**PROBLEM STATEMENT**
Among the entries, which lines carry the string "liquidación"? Copy each of them.

****************************************

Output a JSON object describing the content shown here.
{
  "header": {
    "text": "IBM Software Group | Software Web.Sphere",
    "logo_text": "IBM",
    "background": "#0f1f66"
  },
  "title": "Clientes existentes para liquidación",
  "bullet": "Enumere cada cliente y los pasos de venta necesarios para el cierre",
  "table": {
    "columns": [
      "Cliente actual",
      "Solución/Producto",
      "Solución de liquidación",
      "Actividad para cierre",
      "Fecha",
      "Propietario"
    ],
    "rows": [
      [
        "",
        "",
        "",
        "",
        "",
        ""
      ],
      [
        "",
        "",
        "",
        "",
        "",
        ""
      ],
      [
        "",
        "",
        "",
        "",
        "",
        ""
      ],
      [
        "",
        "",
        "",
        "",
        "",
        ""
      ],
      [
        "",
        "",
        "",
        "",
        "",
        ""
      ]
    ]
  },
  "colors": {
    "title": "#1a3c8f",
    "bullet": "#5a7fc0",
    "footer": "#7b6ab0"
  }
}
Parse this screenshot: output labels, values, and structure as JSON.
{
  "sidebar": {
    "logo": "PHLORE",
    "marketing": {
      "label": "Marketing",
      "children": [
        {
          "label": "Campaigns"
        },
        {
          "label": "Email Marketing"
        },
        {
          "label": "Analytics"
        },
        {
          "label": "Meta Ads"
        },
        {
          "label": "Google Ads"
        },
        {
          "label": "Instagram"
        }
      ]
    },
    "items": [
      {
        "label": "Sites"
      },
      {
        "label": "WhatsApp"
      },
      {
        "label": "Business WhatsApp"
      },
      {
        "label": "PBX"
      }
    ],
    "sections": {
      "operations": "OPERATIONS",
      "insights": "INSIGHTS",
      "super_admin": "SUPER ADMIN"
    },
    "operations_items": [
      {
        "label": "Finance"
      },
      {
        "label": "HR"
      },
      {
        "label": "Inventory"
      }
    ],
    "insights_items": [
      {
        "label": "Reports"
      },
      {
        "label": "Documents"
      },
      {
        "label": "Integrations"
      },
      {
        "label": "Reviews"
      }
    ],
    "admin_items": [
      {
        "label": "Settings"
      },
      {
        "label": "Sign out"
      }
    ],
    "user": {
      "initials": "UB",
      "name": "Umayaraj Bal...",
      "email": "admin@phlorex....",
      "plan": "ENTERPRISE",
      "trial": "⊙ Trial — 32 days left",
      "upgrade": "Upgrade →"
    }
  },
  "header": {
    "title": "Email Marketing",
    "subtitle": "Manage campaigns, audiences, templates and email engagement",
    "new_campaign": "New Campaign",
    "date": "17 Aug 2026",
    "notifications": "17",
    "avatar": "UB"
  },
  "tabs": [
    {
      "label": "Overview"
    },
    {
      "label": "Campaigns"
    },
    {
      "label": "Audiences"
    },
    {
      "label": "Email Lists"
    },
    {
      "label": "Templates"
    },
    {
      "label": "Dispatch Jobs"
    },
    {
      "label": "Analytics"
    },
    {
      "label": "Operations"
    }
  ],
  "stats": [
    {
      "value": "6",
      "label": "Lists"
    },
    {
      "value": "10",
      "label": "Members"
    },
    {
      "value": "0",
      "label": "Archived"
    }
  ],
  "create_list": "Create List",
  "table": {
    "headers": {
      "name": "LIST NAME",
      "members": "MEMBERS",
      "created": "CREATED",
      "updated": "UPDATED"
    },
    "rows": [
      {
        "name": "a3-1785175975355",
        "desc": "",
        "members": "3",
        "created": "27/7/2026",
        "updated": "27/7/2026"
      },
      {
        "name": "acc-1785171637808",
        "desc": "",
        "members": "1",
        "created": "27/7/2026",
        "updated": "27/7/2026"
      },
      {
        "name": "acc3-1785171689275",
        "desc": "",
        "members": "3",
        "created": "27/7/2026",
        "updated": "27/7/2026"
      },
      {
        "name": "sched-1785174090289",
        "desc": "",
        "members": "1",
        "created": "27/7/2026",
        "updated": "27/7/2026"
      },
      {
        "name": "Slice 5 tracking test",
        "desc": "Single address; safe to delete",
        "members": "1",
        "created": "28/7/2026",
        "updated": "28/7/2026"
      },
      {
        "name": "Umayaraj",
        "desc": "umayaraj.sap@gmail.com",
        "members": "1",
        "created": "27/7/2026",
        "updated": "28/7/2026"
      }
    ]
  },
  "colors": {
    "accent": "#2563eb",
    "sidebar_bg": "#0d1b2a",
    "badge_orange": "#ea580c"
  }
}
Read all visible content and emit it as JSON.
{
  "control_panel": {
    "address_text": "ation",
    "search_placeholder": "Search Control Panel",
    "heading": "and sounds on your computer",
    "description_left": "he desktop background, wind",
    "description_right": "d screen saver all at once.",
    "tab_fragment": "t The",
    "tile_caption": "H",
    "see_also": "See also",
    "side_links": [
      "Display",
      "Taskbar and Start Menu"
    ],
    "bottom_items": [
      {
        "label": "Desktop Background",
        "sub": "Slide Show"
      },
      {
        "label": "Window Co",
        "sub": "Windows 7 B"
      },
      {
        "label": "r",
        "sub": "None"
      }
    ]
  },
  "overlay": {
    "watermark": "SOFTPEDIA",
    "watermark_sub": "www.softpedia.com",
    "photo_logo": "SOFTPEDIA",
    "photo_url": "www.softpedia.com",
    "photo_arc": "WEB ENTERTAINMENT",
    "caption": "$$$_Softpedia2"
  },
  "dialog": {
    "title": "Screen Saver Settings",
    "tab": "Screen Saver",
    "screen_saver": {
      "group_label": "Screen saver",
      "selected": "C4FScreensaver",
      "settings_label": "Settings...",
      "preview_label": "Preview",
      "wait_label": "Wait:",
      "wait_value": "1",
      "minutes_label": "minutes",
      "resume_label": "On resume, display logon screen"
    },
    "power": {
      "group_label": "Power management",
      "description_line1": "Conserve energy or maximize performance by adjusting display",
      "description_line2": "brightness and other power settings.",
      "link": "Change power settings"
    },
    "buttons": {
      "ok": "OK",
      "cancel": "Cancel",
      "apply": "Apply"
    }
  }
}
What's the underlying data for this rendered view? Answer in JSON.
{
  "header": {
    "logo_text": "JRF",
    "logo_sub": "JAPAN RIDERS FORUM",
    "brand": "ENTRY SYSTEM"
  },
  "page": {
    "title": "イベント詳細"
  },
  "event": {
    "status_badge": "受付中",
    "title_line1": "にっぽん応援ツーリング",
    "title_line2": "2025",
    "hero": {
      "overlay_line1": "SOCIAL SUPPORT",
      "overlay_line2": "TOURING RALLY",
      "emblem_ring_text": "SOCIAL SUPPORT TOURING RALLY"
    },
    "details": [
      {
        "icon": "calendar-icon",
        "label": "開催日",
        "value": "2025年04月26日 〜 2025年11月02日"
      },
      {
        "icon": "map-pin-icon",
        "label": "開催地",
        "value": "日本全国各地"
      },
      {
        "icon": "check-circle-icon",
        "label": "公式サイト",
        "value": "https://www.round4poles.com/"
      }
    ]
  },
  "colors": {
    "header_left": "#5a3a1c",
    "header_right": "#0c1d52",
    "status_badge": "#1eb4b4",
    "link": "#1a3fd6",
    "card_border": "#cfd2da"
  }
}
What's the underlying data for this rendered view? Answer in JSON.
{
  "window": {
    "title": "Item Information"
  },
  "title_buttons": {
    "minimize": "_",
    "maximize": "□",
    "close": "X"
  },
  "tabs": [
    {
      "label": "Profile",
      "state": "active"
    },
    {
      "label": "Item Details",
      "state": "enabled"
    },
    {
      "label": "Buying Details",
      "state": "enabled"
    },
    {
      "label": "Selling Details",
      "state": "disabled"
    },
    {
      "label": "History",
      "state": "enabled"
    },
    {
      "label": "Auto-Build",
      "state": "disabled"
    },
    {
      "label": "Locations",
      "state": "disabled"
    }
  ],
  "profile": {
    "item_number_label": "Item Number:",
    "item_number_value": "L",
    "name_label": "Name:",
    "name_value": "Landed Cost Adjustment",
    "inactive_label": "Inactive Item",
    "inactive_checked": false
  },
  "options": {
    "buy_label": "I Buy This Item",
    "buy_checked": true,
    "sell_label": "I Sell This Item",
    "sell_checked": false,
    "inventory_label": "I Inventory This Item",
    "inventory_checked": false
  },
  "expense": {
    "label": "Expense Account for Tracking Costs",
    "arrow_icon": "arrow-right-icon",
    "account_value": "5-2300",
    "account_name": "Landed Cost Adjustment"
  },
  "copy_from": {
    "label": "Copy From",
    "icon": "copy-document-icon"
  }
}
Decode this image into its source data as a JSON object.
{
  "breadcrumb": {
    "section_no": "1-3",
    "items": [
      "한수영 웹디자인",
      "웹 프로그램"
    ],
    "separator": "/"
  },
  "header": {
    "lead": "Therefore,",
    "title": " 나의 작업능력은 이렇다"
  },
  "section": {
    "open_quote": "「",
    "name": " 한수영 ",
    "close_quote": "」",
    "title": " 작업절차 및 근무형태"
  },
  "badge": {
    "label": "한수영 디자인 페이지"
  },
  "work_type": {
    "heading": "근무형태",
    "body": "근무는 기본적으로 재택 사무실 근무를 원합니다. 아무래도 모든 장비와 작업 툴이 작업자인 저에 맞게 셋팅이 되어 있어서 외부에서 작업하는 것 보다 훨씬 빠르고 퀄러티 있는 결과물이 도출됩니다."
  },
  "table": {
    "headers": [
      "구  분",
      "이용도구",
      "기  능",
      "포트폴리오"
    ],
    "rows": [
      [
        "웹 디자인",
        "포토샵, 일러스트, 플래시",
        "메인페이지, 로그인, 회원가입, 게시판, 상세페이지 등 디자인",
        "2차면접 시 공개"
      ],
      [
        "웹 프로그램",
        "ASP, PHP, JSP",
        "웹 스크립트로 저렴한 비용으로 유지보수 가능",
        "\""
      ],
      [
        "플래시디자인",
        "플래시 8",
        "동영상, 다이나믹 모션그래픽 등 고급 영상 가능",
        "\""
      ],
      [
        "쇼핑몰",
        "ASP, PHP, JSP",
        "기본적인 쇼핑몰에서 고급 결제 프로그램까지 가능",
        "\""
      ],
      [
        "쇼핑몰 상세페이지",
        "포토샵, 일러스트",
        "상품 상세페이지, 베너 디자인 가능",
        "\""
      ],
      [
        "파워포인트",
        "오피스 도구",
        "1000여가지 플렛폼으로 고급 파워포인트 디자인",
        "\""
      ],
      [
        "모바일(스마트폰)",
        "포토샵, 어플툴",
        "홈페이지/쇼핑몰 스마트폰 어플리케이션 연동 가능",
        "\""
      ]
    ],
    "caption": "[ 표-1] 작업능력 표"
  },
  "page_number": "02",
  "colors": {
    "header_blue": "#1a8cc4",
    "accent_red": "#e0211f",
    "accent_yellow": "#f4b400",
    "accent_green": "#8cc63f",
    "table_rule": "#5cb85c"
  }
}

****************************************

**TASK ANSWER**
  "title": "Clientes existentes para liquidación",
      "Solución de liquidación",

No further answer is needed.